=== Set problem ===
Exactly reproduce each entry, leaving out nothing.

Data records

+++++

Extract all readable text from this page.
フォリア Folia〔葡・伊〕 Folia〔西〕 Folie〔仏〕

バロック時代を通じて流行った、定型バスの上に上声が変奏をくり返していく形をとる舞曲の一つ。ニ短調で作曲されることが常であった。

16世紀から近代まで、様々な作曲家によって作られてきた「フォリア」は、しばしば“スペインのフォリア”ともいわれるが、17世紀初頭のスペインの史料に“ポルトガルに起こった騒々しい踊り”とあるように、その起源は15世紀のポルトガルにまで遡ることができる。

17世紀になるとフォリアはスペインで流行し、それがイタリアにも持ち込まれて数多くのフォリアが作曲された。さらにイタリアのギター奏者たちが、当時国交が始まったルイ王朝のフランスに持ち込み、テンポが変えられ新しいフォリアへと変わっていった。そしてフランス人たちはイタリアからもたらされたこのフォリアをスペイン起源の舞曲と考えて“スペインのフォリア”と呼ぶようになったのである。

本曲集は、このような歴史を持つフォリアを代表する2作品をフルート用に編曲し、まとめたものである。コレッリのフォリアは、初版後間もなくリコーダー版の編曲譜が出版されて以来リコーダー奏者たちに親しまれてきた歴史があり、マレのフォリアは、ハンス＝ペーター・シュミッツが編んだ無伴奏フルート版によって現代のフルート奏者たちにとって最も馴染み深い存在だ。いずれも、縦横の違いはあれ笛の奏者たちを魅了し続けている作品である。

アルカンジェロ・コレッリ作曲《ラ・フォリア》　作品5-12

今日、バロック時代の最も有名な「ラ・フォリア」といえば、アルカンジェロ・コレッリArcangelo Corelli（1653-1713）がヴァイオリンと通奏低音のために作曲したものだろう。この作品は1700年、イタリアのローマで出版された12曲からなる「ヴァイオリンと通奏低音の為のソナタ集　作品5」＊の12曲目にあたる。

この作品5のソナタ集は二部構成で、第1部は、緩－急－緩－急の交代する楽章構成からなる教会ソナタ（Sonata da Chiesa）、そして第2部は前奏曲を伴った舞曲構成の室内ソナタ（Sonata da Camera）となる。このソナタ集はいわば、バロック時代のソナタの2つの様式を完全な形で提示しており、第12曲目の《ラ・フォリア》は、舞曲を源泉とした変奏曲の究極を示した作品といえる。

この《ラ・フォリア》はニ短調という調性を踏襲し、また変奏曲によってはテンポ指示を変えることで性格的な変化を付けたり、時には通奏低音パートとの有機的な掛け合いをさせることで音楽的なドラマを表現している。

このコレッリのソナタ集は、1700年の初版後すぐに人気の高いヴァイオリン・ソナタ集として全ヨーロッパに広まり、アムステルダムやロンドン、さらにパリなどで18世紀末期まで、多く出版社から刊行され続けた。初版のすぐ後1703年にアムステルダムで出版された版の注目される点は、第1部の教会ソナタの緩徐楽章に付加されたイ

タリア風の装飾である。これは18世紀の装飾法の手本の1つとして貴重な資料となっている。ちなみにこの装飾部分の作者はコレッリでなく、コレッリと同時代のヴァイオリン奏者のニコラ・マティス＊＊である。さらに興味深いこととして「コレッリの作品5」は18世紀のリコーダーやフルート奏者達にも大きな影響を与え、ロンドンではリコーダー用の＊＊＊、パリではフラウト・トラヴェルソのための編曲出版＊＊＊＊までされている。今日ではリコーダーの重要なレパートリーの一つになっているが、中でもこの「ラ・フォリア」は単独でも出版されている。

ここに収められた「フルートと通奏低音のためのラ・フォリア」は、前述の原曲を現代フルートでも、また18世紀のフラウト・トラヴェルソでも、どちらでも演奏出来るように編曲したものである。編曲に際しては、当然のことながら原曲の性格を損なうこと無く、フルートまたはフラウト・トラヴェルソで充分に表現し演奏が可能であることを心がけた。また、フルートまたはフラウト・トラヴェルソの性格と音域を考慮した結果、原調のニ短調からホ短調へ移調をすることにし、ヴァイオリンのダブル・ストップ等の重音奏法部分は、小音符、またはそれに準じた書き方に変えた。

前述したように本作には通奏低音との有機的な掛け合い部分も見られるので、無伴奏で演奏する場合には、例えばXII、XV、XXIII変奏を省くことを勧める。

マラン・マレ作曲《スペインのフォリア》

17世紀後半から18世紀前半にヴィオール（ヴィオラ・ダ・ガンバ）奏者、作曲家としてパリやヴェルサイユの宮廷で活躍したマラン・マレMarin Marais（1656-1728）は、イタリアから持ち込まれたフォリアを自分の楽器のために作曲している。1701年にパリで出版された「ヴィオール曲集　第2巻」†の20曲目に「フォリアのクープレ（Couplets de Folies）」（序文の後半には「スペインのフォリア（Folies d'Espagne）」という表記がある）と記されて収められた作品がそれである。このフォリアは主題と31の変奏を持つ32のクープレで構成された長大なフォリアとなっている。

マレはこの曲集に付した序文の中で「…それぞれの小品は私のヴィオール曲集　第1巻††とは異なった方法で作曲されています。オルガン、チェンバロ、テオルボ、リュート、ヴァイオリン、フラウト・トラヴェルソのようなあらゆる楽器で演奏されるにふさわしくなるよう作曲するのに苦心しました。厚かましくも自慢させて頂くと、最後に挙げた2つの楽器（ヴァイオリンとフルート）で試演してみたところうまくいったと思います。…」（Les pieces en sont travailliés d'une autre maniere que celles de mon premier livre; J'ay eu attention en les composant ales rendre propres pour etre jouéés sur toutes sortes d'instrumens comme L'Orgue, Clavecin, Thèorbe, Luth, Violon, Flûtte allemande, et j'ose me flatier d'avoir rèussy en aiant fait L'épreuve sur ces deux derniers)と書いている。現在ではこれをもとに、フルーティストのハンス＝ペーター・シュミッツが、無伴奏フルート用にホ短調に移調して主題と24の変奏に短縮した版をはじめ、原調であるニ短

+++++

=== Output ===
Extract all readable text from this page.
フォリア Folia〔葡・伊〕 Folia〔西〕 Folie〔仏〕

バロック時代を通じて流行った、定型バスの上に上声が変奏をくり返していく形をとる舞曲の一つ。ニ短調で作曲されることが常であった。

16世紀から近代まで、様々な作曲家によって作られてきた「フォリア」は、しばしば“スペインのフォリア”ともいわれるが、17世紀初頭のスペインの史料に“ポルトガルに起こった騒々しい踊り”とあるように、その起源は15世紀のポルトガルにまで遡ることができる。

17世紀になるとフォリアはスペインで流行し、それがイタリアにも持ち込まれて数多くのフォリアが作曲された。さらにイタリアのギター奏者たちが、当時国交が始まったルイ王朝のフランスに持ち込み、テンポが変えられ新しいフォリアへと変わっていった。そしてフランス人たちはイタリアからもたらされたこのフォリアをスペイン起源の舞曲と考えて“スペインのフォリア”と呼ぶようになったのである。

本曲集は、このような歴史を持つフォリアを代表する2作品をフルート用に編曲し、まとめたものである。コレッリのフォリアは、初版後間もなくリコーダー版の編曲譜が出版されて以来リコーダー奏者たちに親しまれてきた歴史があり、マレのフォリアは、ハンス＝ペーター・シュミッツが編んだ無伴奏フルート版によって現代のフルート奏者たちにとって最も馴染み深い存在だ。いずれも、縦横の違いはあれ笛の奏者たちを魅了し続けている作品である。

アルカンジェロ・コレッリ作曲《ラ・フォリア》　作品5-12

今日、バロック時代の最も有名な「ラ・フォリア」といえば、アルカンジェロ・コレッリArcangelo Corelli（1653-1713）がヴァイオリンと通奏低音のために作曲したものだろう。この作品は1700年、イタリアのローマで出版された12曲からなる「ヴァイオリンと通奏低音の為のソナタ集　作品5」＊の12曲目にあたる。

この作品5のソナタ集は二部構成で、第1部は、緩－急－緩－急の交代する楽章構成からなる教会ソナタ（Sonata da Chiesa）、そして第2部は前奏曲を伴った舞曲構成の室内ソナタ（Sonata da Camera）となる。このソナタ集はいわば、バロック時代のソナタの2つの様式を完全な形で提示しており、第12曲目の《ラ・フォリア》は、舞曲を源泉とした変奏曲の究極を示した作品といえる。

この《ラ・フォリア》はニ短調という調性を踏襲し、また変奏曲によってはテンポ指示を変えることで性格的な変化を付けたり、時には通奏低音パートとの有機的な掛け合いをさせることで音楽的なドラマを表現している。

このコレッリのソナタ集は、1700年の初版後すぐに人気の高いヴァイオリン・ソナタ集として全ヨーロッパに広まり、アムステルダムやロンドン、さらにパリなどで18世紀末期まで、多く出版社から刊行され続けた。初版のすぐ後1703年にアムステルダムで出版された版の注目される点は、第1部の教会ソナタの緩徐楽章に付加されたイ

タリア風の装飾である。これは18世紀の装飾法の手本の1つとして貴重な資料となっている。ちなみにこの装飾部分の作者はコレッリでなく、コレッリと同時代のヴァイオリン奏者のニコラ・マティス＊＊である。さらに興味深いこととして「コレッリの作品5」は18世紀のリコーダーやフルート奏者達にも大きな影響を与え、ロンドンではリコーダー用の＊＊＊、パリではフラウト・トラヴェルソのための編曲出版＊＊＊＊までされている。今日ではリコーダーの重要なレパートリーの一つになっているが、中でもこの「ラ・フォリア」は単独でも出版されている。

ここに収められた「フルートと通奏低音のためのラ・フォリア」は、前述の原曲を現代フルートでも、また18世紀のフラウト・トラヴェルソでも、どちらでも演奏出来るように編曲したものである。編曲に際しては、当然のことながら原曲の性格を損なうこと無く、フルートまたはフラウト・トラヴェルソで充分に表現し演奏が可能であることを心がけた。また、フルートまたはフラウト・トラヴェルソの性格と音域を考慮した結果、原調のニ短調からホ短調へ移調をすることにし、ヴァイオリンのダブル・ストップ等の重音奏法部分は、小音符、またはそれに準じた書き方に変えた。

前述したように本作には通奏低音との有機的な掛け合い部分も見られるので、無伴奏で演奏する場合には、例えばXII、XV、XXIII変奏を省くことを勧める。

マラン・マレ作曲《スペインのフォリア》

17世紀後半から18世紀前半にヴィオール（ヴィオラ・ダ・ガンバ）奏者、作曲家としてパリやヴェルサイユの宮廷で活躍したマラン・マレMarin Marais（1656-1728）は、イタリアから持ち込まれたフォリアを自分の楽器のために作曲している。1701年にパリで出版された「ヴィオール曲集　第2巻」†の20曲目に「フォリアのクープレ（Couplets de Folies）」（序文の後半には「スペインのフォリア（Folies d'Espagne）」という表記がある）と記されて収められた作品がそれである。このフォリアは主題と31の変奏を持つ32のクープレで構成された長大なフォリアとなっている。

マレはこの曲集に付した序文の中で「…それぞれの小品は私のヴィオール曲集　第1巻††とは異なった方法で作曲されています。オルガン、チェンバロ、テオルボ、リュート、ヴァイオリン、フラウト・トラヴェルソのようなあらゆる楽器で演奏されるにふさわしくなるよう作曲するのに苦心しました。厚かましくも自慢させて頂くと、最後に挙げた2つの楽器（ヴァイオリンとフルート）で試演してみたところうまくいったと思います。…」（Les pieces en sont travailliés d'une autre maniere que celles de mon premier livre; J'ay eu attention en les composant ales rendre propres pour etre jouéés sur toutes sortes d'instrumens comme L'Orgue, Clavecin, Thèorbe, Luth, Violon, Flûtte allemande, et j'ose me flatier d'avoir rèussy en aiant fait L'épreuve sur ces deux derniers)と書いている。現在ではこれをもとに、フルーティストのハンス＝ペーター・シュミッツが、無伴奏フルート用にホ短調に移調して主題と24の変奏に短縮した版をはじめ、原調であるニ短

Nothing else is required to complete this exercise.